Go through the listing and pick out each line with the word "подписки" in it.

• Provided material
'''

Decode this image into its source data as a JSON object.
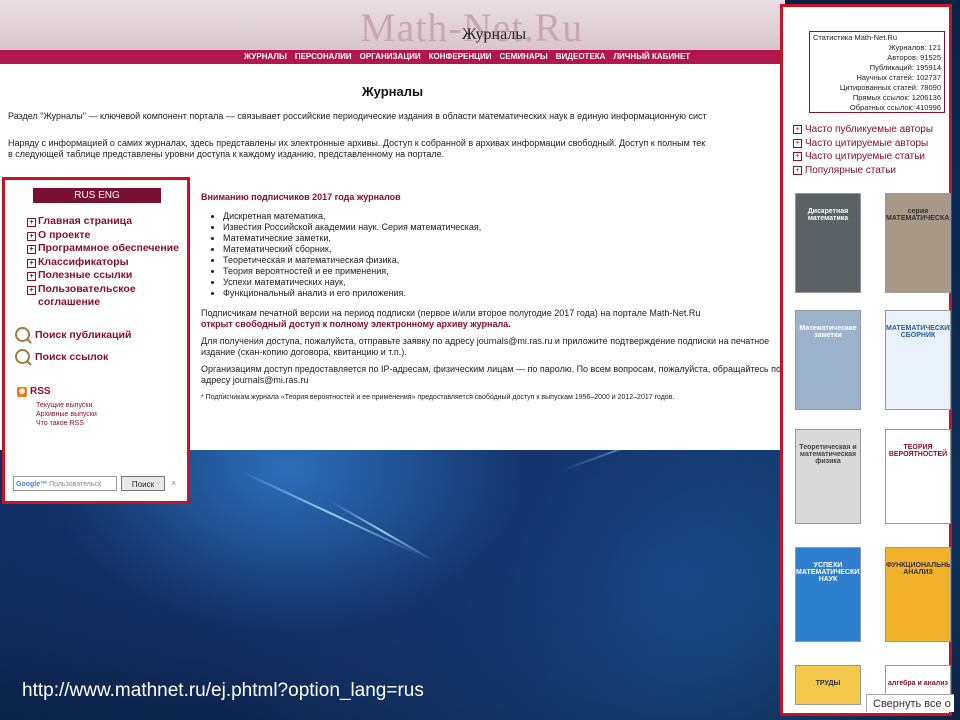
{
  "site": {
    "logo": "Math-Net.Ru",
    "section": "Журналы"
  },
  "nav": [
    "ЖУРНАЛЫ",
    "ПЕРСОНАЛИИ",
    "ОРГАНИЗАЦИИ",
    "КОНФЕРЕНЦИИ",
    "СЕМИНАРЫ",
    "ВИДЕОТЕКА",
    "ЛИЧНЫЙ КАБИНЕТ"
  ],
  "main": {
    "heading": "Журналы",
    "intro1": "Раздел \"Журналы\" — ключевой компонент портала — связывает российские периодические издания в области математических наук в единую информационную сист",
    "intro2": "Наряду с информацией о самих журналах, здесь представлены их электронные архивы. Доступ к собранной в архивах информации свободный. Доступ к полным тек",
    "intro3": "в следующей таблице представлены уровни доступа к каждому изданию, представленному на портале."
  },
  "sidebar": {
    "lang": "RUS  ENG",
    "menu": [
      "Главная страница",
      "О проекте",
      "Программное обеспечение",
      "Классификаторы",
      "Полезные ссылки",
      "Пользовательское соглашение"
    ],
    "search_pubs": "Поиск публикаций",
    "search_refs": "Поиск ссылок",
    "rss": "RSS",
    "rss_links": [
      "Текущие выпуски",
      "Архивные выпуски",
      "Что такое RSS"
    ],
    "google_placeholder": "Пользовательск",
    "google_button": "Поиск",
    "close": "×"
  },
  "notice": {
    "title": "Вниманию подписчиков 2017 года журналов",
    "journals": [
      "Дискретная математика,",
      "Известия Российской академии наук. Серия математическая,",
      "Математические заметки,",
      "Математический сборник,",
      "Теоретическая и математическая физика,",
      "Теория вероятностей и ее применения,",
      "Успехи математических наук,",
      "Функциональный анализ и его приложения."
    ],
    "p1": "Подписчикам печатной версии на период подписки (первое и/или второе полугодие 2017 года) на портале Math-Net.Ru",
    "p1_red": "открыт свободный доступ к полному электронному архиву журнала.",
    "p2": "Для получения доступа, пожалуйста, отправьте заявку по адресу journals@mi.ras.ru и приложите подтверждение подписки на печатное издание (скан-копию договора, квитанцию и т.п.).",
    "p3": "Организациям доступ предоставляется по IP-адресам, физическим лицам — по паролю. По всем вопросам, пожалуйста, обращайтесь по адресу journals@mi.ras.ru",
    "footnote": "* Подписчикам журнала «Теория вероятностей и ее применения» предоставляется свободный доступ к выпускам 1956–2000 и 2012–2017 годов."
  },
  "stats": {
    "title": "Статистика Math-Net.Ru",
    "rows": [
      "Журналов: 121",
      "Авторов: 91525",
      "Публикаций: 195914",
      "Научных статей: 102737",
      "Цитированных статей: 78090",
      "Прямых ссылок: 1206136",
      "Обратных ссылок: 410996"
    ]
  },
  "quick_links": [
    "Часто публикуемые авторы",
    "Часто цитируемые авторы",
    "Часто цитируемые статьи",
    "Популярные статьи"
  ],
  "covers": [
    {
      "text": "Дискретная математика",
      "color": "#5a6266",
      "fg": "#ffffff"
    },
    {
      "text": "серия МАТЕМАТИЧЕСКАЯ",
      "color": "#a89986",
      "fg": "#333333"
    },
    {
      "text": "Математические заметки",
      "color": "#9db3cc",
      "fg": "#ffffff"
    },
    {
      "text": "МАТЕМАТИЧЕСКИЙ СБОРНИК",
      "color": "#e9f2fb",
      "fg": "#2a5f9a"
    },
    {
      "text": "Теоретическая и математическая физика",
      "color": "#d9d9d9",
      "fg": "#444444"
    },
    {
      "text": "ТЕОРИЯ ВЕРОЯТНОСТЕЙ",
      "color": "#ffffff",
      "fg": "#8a0f2e"
    },
    {
      "text": "УСПЕХИ МАТЕМАТИЧЕСКИХ НАУК",
      "color": "#2d7fd0",
      "fg": "#ffffff"
    },
    {
      "text": "ФУНКЦИОНАЛЬНЫЙ АНАЛИЗ",
      "color": "#f2b12a",
      "fg": "#333333"
    },
    {
      "text": "ТРУДЫ",
      "color": "#f4c84a",
      "fg": "#333333"
    },
    {
      "text": "алгебра и анализ",
      "color": "#ffffff",
      "fg": "#8a0f2e"
    }
  ],
  "url": "http://www.mathnet.ru/ej.phtml?option_lang=rus",
  "collapse": "Свернуть все о"
}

'''

• Final result
    "p1": "Подписчикам печатной версии на период подписки (первое и/или второе полугодие 2017 года) на портале Math-Net.Ru",
    "p2": "Для получения доступа, пожалуйста, отправьте заявку по адресу journals@mi.ras.ru и приложите подтверждение подписки на печатное издание (скан-копию договора, квитанцию и т.п.).",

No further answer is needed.